(STATED GOAL) Retype all of the entries word for word.

Stored entries
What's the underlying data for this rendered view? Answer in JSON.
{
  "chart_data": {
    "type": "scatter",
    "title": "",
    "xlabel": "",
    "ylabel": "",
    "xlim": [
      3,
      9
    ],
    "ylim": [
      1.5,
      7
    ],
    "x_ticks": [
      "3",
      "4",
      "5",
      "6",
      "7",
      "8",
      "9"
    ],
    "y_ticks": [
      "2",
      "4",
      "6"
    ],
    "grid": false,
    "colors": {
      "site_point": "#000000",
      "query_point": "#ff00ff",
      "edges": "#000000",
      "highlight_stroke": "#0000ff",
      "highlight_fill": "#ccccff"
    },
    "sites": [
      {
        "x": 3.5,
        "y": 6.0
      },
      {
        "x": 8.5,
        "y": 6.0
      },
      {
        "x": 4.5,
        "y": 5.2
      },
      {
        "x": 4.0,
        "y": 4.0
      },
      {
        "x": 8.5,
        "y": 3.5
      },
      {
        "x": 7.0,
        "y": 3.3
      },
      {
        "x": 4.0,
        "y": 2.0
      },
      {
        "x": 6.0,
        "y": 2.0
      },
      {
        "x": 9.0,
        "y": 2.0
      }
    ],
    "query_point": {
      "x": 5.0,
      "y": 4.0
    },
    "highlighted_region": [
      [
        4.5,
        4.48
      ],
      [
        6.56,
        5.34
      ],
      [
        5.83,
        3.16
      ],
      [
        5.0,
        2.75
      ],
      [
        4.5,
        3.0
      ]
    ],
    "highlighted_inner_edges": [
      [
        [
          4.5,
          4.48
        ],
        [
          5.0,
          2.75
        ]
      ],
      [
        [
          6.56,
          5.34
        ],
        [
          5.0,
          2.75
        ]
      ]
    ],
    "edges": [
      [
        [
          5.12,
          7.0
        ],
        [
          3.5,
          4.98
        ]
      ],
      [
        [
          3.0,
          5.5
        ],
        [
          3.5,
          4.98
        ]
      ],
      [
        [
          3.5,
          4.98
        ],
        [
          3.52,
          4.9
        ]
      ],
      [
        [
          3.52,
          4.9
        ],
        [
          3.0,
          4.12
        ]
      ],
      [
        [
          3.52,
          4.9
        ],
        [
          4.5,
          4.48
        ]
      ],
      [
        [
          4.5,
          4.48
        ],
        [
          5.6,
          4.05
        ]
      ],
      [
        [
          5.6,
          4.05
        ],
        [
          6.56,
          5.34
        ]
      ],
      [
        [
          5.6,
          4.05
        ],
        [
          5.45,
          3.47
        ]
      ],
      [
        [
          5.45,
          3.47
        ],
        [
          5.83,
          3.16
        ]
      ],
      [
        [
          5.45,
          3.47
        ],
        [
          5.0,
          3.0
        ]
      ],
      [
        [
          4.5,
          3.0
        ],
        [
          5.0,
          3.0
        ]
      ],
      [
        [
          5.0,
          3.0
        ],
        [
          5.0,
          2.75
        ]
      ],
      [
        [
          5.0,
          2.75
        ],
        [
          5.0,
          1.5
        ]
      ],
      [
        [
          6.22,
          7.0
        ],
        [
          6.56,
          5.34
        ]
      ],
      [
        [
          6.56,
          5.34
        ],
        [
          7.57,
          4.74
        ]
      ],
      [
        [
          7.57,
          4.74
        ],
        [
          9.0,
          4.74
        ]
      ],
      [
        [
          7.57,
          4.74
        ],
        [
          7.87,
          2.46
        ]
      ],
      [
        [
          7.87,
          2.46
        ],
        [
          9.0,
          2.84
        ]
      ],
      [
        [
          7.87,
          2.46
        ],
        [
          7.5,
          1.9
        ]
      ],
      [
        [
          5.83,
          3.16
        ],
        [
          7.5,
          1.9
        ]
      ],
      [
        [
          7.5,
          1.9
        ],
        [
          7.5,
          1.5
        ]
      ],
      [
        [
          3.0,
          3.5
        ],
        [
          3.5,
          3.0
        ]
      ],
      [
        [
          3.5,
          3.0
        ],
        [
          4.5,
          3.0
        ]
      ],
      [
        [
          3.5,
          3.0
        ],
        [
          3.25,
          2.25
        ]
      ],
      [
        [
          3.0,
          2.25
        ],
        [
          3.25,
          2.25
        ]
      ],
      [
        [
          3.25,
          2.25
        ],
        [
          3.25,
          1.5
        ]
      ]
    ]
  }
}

(CORRECT RESPONSE)
What's the underlying data for this rendered view? Answer in JSON.
{
  "chart_data": {
    "type": "scatter",
    "title": "",
    "xlabel": "",
    "ylabel": "",
    "xlim": [
      3,
      9
    ],
    "ylim": [
      1.5,
      7
    ],
    "x_ticks": [
      "3",
      "4",
      "5",
      "6",
      "7",
      "8",
      "9"
    ],
    "y_ticks": [
      "2",
      "4",
      "6"
    ],
    "grid": false,
    "colors": {
      "site_point": "#000000",
      "query_point": "#ff00ff",
      "edges": "#000000",
      "highlight_stroke": "#0000ff",
      "highlight_fill": "#ccccff"
    },
    "sites": [
      {
        "x": 3.5,
        "y": 6.0
      },
      {
        "x": 8.5,
        "y": 6.0
      },
      {
        "x": 4.5,
        "y": 5.2
      },
      {
        "x": 4.0,
        "y": 4.0
      },
      {
        "x": 8.5,
        "y": 3.5
      },
      {
        "x": 7.0,
        "y": 3.3
      },
      {
        "x": 4.0,
        "y": 2.0
      },
      {
        "x": 6.0,
        "y": 2.0
      },
      {
        "x": 9.0,
        "y": 2.0
      }
    ],
    "query_point": {
      "x": 5.0,
      "y": 4.0
    },
    "highlighted_region": [
      [
        4.5,
        4.48
      ],
      [
        6.56,
        5.34
      ],
      [
        5.83,
        3.16
      ],
      [
        5.0,
        2.75
      ],
      [
        4.5,
        3.0
      ]
    ],
    "highlighted_inner_edges": [
      [
        [
          4.5,
          4.48
        ],
        [
          5.0,
          2.75
        ]
      ],
      [
        [
          6.56,
          5.34
        ],
        [
          5.0,
          2.75
        ]
      ]
    ],
    "edges": [
      [
        [
          5.12,
          7.0
        ],
        [
          3.5,
          4.98
        ]
      ],
      [
        [
          3.0,
          5.5
        ],
        [
          3.5,
          4.98
        ]
      ],
      [
        [
          3.5,
          4.98
        ],
        [
          3.52,
          4.9
        ]
      ],
      [
        [
          3.52,
          4.9
        ],
        [
          3.0,
          4.12
        ]
      ],
      [
        [
          3.52,
          4.9
        ],
        [
          4.5,
          4.48
        ]
      ],
      [
        [
          4.5,
          4.48
        ],
        [
          5.6,
          4.05
        ]
      ],
      [
        [
          5.6,
          4.05
        ],
        [
          6.56,
          5.34
        ]
      ],
      [
        [
          5.6,
          4.05
        ],
        [
          5.45,
          3.47
        ]
      ],
      [
        [
          5.45,
          3.47
        ],
        [
          5.83,
          3.16
        ]
      ],
      [
        [
          5.45,
          3.47
        ],
        [
          5.0,
          3.0
        ]
      ],
      [
        [
          4.5,
          3.0
        ],
        [
          5.0,
          3.0
        ]
      ],
      [
        [
          5.0,
          3.0
        ],
        [
          5.0,
          2.75
        ]
      ],
      [
        [
          5.0,
          2.75
        ],
        [
          5.0,
          1.5
        ]
      ],
      [
        [
          6.22,
          7.0
        ],
        [
          6.56,
          5.34
        ]
      ],
      [
        [
          6.56,
          5.34
        ],
        [
          7.57,
          4.74
        ]
      ],
      [
        [
          7.57,
          4.74
        ],
        [
          9.0,
          4.74
        ]
      ],
      [
        [
          7.57,
          4.74
        ],
        [
          7.87,
          2.46
        ]
      ],
      [
        [
          7.87,
          2.46
        ],
        [
          9.0,
          2.84
        ]
      ],
      [
        [
          7.87,
          2.46
        ],
        [
          7.5,
          1.9
        ]
      ],
      [
        [
          5.83,
          3.16
        ],
        [
          7.5,
          1.9
        ]
      ],
      [
        [
          7.5,
          1.9
        ],
        [
          7.5,
          1.5
        ]
      ],
      [
        [
          3.0,
          3.5
        ],
        [
          3.5,
          3.0
        ]
      ],
      [
        [
          3.5,
          3.0
        ],
        [
          4.5,
          3.0
        ]
      ],
      [
        [
          3.5,
          3.0
        ],
        [
          3.25,
          2.25
        ]
      ],
      [
        [
          3.0,
          2.25
        ],
        [
          3.25,
          2.25
        ]
      ],
      [
        [
          3.25,
          2.25
        ],
        [
          3.25,
          1.5
        ]
      ]
    ]
  }
}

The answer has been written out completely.